▸ **TASK DETAILS**:
Quote every line of the data below as it stands, omitting pictures.

— Start of DATASET RECORDS —

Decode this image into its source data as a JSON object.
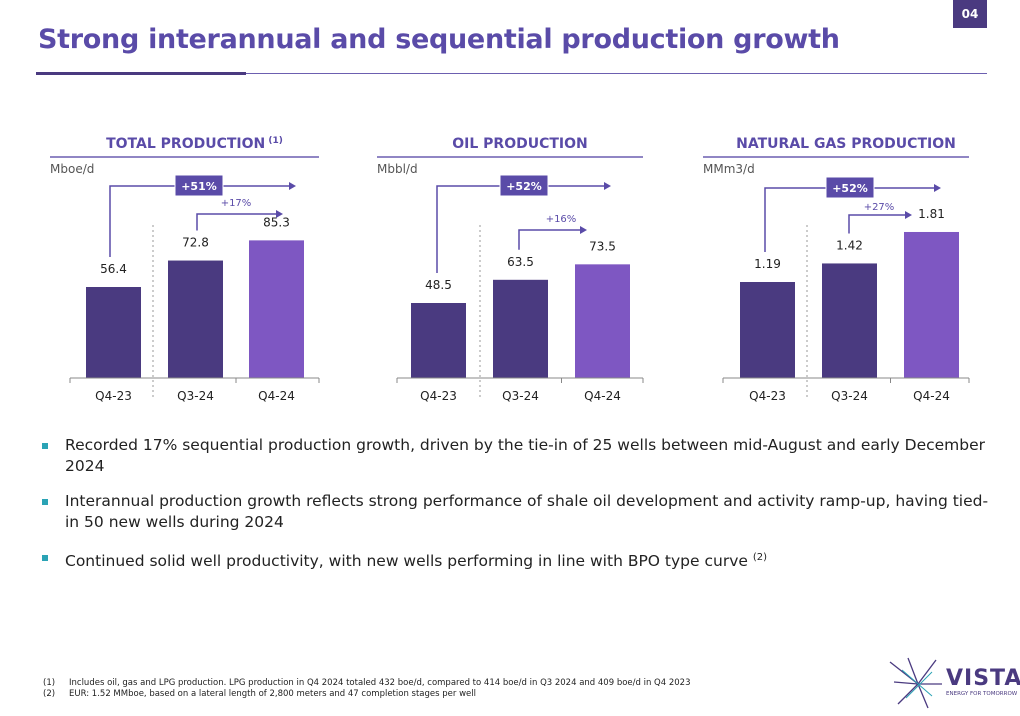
{
  "page_number": "04",
  "title": "Strong interannual and sequential production growth",
  "chart_data": [
    {
      "type": "bar",
      "title": "TOTAL PRODUCTION",
      "title_sup": "(1)",
      "ylabel": "Mboe/d",
      "categories": [
        "Q4-23",
        "Q3-24",
        "Q4-24"
      ],
      "values": [
        56.4,
        72.8,
        85.3
      ],
      "value_labels": [
        "56.4",
        "72.8",
        "85.3"
      ],
      "ylim": [
        0,
        100
      ],
      "colors": [
        "#4a3a80",
        "#4a3a80",
        "#7e57c2"
      ],
      "interannual_growth": "+51%",
      "sequential_growth": "+17%"
    },
    {
      "type": "bar",
      "title": "OIL PRODUCTION",
      "title_sup": "",
      "ylabel": "Mbbl/d",
      "categories": [
        "Q4-23",
        "Q3-24",
        "Q4-24"
      ],
      "values": [
        48.5,
        63.5,
        73.5
      ],
      "value_labels": [
        "48.5",
        "63.5",
        "73.5"
      ],
      "ylim": [
        0,
        100
      ],
      "colors": [
        "#4a3a80",
        "#4a3a80",
        "#7e57c2"
      ],
      "interannual_growth": "+52%",
      "sequential_growth": "+16%"
    },
    {
      "type": "bar",
      "title": "NATURAL GAS PRODUCTION",
      "title_sup": "",
      "ylabel": "MMm3/d",
      "categories": [
        "Q4-23",
        "Q3-24",
        "Q4-24"
      ],
      "values": [
        1.19,
        1.42,
        1.81
      ],
      "value_labels": [
        "1.19",
        "1.42",
        "1.81"
      ],
      "ylim": [
        0,
        2.2
      ],
      "colors": [
        "#4a3a80",
        "#4a3a80",
        "#7e57c2"
      ],
      "interannual_growth": "+52%",
      "sequential_growth": "+27%"
    }
  ],
  "bullets": [
    {
      "text": "Recorded 17% sequential production growth, driven by the tie-in of 25 wells between mid-August and early December 2024",
      "sup": ""
    },
    {
      "text": "Interannual production growth reflects strong performance of shale oil development and activity ramp-up, having tied-in 50 new wells during 2024",
      "sup": ""
    },
    {
      "text": "Continued solid well productivity, with new wells performing in line with BPO type curve ",
      "sup": "(2)"
    }
  ],
  "footnotes": [
    {
      "num": "(1)",
      "text": "Includes oil, gas and LPG production. LPG production in Q4 2024 totaled 432 boe/d, compared to 414 boe/d in Q3 2024 and 409 boe/d in Q4 2023"
    },
    {
      "num": "(2)",
      "text": "EUR: 1.52 MMboe, based on a lateral length of 2,800 meters  and 47 completion stages per well"
    }
  ],
  "logo": {
    "name": "VISTA",
    "tagline": "ENERGY FOR TOMORROW"
  }
}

— End of DATASET RECORDS —

▸ **ANSWER TO THE EXERCISE**:
Decode this image into its source data as a JSON object.
{
  "page_number": "04",
  "title": "Strong interannual and sequential production growth",
  "chart_data": [
    {
      "type": "bar",
      "title": "TOTAL PRODUCTION",
      "title_sup": "(1)",
      "ylabel": "Mboe/d",
      "categories": [
        "Q4-23",
        "Q3-24",
        "Q4-24"
      ],
      "values": [
        56.4,
        72.8,
        85.3
      ],
      "value_labels": [
        "56.4",
        "72.8",
        "85.3"
      ],
      "ylim": [
        0,
        100
      ],
      "colors": [
        "#4a3a80",
        "#4a3a80",
        "#7e57c2"
      ],
      "interannual_growth": "+51%",
      "sequential_growth": "+17%"
    },
    {
      "type": "bar",
      "title": "OIL PRODUCTION",
      "title_sup": "",
      "ylabel": "Mbbl/d",
      "categories": [
        "Q4-23",
        "Q3-24",
        "Q4-24"
      ],
      "values": [
        48.5,
        63.5,
        73.5
      ],
      "value_labels": [
        "48.5",
        "63.5",
        "73.5"
      ],
      "ylim": [
        0,
        100
      ],
      "colors": [
        "#4a3a80",
        "#4a3a80",
        "#7e57c2"
      ],
      "interannual_growth": "+52%",
      "sequential_growth": "+16%"
    },
    {
      "type": "bar",
      "title": "NATURAL GAS PRODUCTION",
      "title_sup": "",
      "ylabel": "MMm3/d",
      "categories": [
        "Q4-23",
        "Q3-24",
        "Q4-24"
      ],
      "values": [
        1.19,
        1.42,
        1.81
      ],
      "value_labels": [
        "1.19",
        "1.42",
        "1.81"
      ],
      "ylim": [
        0,
        2.2
      ],
      "colors": [
        "#4a3a80",
        "#4a3a80",
        "#7e57c2"
      ],
      "interannual_growth": "+52%",
      "sequential_growth": "+27%"
    }
  ],
  "bullets": [
    {
      "text": "Recorded 17% sequential production growth, driven by the tie-in of 25 wells between mid-August and early December 2024",
      "sup": ""
    },
    {
      "text": "Interannual production growth reflects strong performance of shale oil development and activity ramp-up, having tied-in 50 new wells during 2024",
      "sup": ""
    },
    {
      "text": "Continued solid well productivity, with new wells performing in line with BPO type curve ",
      "sup": "(2)"
    }
  ],
  "footnotes": [
    {
      "num": "(1)",
      "text": "Includes oil, gas and LPG production. LPG production in Q4 2024 totaled 432 boe/d, compared to 414 boe/d in Q3 2024 and 409 boe/d in Q4 2023"
    },
    {
      "num": "(2)",
      "text": "EUR: 1.52 MMboe, based on a lateral length of 2,800 meters  and 47 completion stages per well"
    }
  ],
  "logo": {
    "name": "VISTA",
    "tagline": "ENERGY FOR TOMORROW"
  }
}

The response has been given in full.